Within this material, state how many lines include the string "äldre". Reply with the number only.
****
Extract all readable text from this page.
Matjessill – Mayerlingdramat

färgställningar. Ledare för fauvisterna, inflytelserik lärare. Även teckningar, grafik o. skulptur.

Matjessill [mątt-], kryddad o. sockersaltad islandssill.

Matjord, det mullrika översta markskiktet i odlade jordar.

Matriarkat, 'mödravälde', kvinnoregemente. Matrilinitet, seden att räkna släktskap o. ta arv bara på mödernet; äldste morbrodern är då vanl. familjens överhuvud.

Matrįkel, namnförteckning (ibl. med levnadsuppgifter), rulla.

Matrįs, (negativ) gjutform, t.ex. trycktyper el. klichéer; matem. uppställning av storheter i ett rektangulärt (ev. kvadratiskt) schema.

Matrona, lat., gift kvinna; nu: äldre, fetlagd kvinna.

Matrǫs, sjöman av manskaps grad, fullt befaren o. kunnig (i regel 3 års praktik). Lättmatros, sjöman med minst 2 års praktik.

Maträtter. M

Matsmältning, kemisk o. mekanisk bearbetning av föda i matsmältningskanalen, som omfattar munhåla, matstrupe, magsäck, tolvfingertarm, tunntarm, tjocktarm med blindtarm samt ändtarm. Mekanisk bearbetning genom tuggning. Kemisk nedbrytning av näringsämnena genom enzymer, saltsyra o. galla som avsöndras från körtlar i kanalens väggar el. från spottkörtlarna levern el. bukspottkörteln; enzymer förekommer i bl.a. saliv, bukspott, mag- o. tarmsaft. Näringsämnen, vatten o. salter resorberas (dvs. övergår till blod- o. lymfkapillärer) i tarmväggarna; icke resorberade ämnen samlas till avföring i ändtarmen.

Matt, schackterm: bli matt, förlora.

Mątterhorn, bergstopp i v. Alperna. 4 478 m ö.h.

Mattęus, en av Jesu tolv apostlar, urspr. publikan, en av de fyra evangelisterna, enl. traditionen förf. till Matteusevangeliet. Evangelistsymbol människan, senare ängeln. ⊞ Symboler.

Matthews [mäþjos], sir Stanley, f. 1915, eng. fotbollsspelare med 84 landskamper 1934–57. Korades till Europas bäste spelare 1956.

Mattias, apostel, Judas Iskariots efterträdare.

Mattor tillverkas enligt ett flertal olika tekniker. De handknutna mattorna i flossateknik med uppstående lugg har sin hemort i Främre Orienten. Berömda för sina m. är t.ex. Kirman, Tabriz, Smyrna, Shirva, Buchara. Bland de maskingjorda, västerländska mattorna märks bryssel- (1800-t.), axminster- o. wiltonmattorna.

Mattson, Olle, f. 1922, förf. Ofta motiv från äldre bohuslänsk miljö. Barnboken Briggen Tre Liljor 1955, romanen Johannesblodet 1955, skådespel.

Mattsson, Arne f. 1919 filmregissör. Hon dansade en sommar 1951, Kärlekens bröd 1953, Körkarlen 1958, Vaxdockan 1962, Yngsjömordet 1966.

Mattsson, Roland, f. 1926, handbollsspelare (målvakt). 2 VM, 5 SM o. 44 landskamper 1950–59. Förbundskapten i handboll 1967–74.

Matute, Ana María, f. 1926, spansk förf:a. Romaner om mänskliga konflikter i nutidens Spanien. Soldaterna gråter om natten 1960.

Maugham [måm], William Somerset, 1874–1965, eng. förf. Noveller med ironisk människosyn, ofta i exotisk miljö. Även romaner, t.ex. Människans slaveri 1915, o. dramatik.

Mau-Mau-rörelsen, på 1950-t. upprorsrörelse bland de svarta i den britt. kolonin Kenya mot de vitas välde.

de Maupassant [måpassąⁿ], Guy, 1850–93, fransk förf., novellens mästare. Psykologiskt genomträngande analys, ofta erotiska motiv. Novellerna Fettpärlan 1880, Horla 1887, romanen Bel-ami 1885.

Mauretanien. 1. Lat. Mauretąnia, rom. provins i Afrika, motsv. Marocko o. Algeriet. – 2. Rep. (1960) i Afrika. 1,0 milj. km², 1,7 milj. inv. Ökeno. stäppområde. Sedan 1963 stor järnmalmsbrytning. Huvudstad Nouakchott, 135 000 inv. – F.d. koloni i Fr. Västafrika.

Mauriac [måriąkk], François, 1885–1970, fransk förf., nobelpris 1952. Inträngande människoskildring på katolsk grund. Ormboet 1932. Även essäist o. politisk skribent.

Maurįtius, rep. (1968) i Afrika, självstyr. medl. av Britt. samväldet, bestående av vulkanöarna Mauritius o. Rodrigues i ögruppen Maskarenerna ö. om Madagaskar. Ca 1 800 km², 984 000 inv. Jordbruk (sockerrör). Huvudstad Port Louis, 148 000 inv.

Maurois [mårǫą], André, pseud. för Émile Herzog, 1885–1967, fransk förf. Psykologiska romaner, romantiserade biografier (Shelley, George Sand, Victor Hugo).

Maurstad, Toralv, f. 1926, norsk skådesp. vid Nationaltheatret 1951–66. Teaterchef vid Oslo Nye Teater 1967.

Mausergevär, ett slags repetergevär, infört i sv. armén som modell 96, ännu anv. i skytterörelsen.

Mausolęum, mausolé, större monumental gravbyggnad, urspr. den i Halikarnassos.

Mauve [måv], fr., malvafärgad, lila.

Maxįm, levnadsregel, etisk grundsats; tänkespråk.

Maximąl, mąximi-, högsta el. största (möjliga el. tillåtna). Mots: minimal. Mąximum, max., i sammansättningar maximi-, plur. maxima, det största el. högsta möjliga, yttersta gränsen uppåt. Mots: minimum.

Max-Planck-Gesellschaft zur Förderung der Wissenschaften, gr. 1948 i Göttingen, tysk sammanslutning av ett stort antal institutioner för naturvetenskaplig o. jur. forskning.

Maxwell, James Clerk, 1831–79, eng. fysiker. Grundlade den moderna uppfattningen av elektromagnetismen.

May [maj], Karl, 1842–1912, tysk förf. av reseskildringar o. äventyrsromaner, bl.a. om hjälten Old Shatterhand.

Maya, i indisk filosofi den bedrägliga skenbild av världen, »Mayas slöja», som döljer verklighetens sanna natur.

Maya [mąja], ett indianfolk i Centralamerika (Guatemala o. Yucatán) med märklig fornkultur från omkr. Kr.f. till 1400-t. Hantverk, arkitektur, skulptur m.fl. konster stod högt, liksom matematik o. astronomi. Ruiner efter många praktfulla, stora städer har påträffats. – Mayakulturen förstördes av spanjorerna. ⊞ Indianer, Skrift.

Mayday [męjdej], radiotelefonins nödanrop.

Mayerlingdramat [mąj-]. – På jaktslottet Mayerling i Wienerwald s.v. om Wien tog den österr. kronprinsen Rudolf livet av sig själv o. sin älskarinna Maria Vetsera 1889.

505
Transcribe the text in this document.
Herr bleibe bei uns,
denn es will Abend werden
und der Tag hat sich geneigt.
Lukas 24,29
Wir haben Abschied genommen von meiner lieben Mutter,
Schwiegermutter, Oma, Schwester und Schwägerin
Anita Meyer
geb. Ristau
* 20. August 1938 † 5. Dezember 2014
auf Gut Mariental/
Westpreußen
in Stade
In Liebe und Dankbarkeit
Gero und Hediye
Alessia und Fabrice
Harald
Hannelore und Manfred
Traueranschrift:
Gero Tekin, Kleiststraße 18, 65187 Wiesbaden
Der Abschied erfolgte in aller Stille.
****
● **SOLUTION**: 2